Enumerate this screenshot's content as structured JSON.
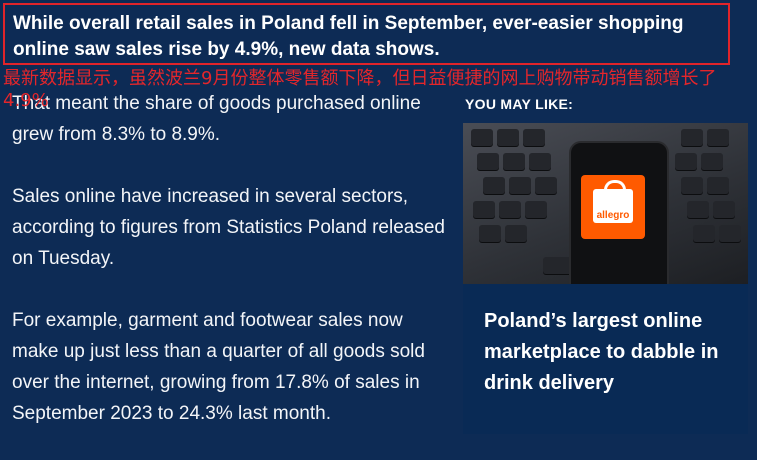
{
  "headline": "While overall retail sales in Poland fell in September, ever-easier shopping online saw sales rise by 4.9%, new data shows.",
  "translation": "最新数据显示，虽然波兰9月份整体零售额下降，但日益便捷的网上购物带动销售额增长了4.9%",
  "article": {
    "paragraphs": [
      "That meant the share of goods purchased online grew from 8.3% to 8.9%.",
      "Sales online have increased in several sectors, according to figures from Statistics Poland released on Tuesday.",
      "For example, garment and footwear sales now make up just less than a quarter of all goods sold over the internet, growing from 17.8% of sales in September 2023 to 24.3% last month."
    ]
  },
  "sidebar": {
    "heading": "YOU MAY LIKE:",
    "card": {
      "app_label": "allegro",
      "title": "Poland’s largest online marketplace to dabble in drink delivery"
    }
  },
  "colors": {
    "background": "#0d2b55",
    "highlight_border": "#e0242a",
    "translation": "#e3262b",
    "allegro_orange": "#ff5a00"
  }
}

========================================

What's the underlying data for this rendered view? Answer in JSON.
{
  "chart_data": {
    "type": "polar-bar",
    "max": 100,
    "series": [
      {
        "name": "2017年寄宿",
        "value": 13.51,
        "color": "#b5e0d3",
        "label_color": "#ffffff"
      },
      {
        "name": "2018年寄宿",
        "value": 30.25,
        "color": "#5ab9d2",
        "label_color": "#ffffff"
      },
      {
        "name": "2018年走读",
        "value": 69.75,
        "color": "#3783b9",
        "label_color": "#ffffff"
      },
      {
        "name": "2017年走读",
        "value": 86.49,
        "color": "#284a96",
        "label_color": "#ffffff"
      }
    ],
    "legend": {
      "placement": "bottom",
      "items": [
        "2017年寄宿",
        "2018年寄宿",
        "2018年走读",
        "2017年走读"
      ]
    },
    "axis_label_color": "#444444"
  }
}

========================================

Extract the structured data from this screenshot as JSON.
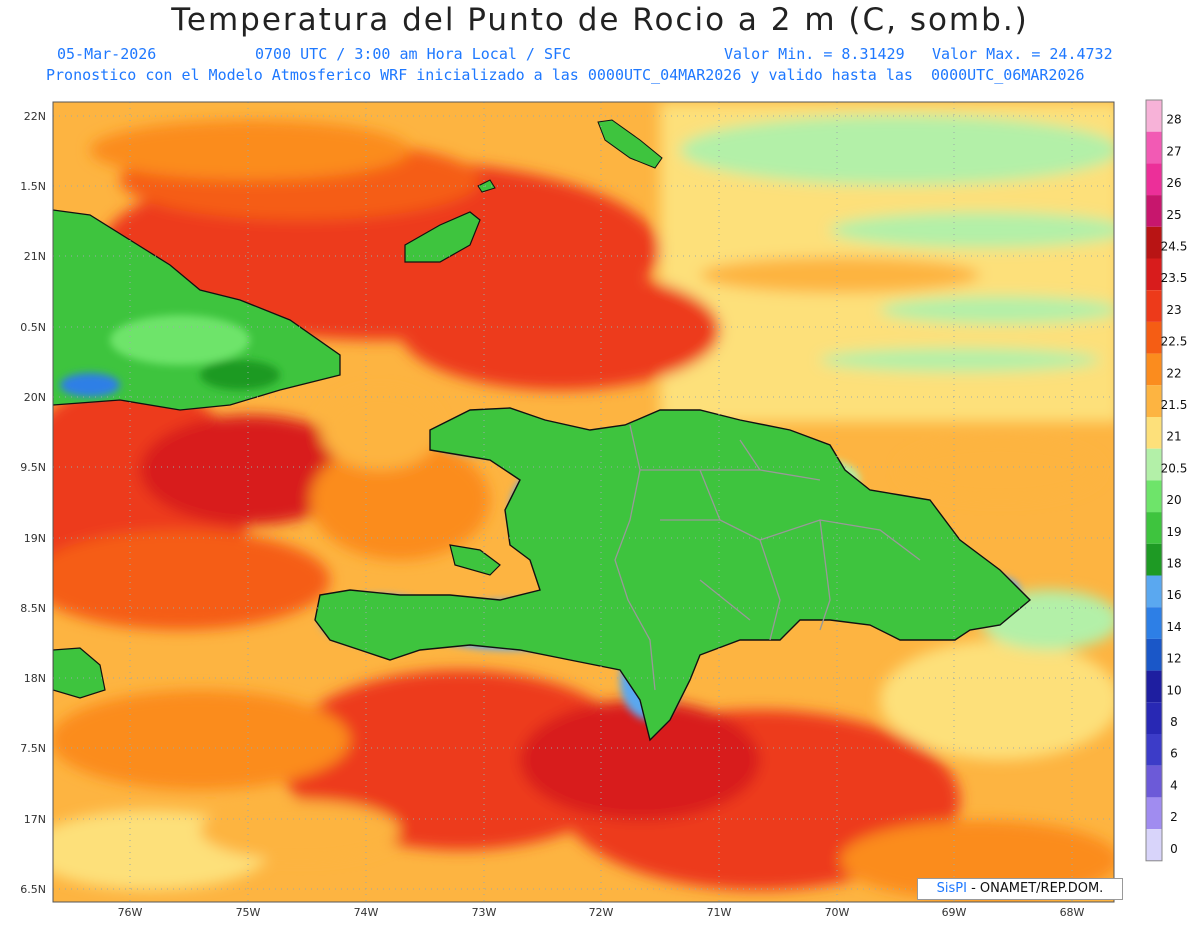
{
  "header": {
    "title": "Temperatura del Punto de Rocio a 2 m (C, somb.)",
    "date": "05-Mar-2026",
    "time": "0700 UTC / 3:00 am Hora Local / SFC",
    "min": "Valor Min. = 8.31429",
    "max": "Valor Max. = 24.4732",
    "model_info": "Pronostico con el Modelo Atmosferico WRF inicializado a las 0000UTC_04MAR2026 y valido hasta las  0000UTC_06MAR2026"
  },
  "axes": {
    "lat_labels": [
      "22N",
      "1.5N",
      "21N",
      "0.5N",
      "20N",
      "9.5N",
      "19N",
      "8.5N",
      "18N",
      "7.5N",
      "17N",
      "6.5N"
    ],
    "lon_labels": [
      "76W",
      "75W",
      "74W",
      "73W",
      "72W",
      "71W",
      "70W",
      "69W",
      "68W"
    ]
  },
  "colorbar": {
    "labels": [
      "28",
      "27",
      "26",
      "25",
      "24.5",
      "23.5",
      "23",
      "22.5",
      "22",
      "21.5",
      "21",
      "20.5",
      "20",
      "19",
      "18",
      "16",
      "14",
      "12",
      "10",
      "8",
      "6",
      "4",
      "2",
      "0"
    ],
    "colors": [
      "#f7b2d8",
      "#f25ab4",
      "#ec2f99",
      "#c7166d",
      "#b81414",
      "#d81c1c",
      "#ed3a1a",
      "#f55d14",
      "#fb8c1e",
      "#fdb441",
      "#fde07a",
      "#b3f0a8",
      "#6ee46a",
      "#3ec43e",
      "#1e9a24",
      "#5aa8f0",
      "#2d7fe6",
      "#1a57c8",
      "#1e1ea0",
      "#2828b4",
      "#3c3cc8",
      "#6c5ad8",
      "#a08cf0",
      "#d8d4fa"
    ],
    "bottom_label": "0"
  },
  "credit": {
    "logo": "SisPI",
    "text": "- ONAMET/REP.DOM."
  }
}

========================================

> _Set problem_: How many of the lines in the listing above hold the word "title"? Report only that figure.

> _Finished answer_: 2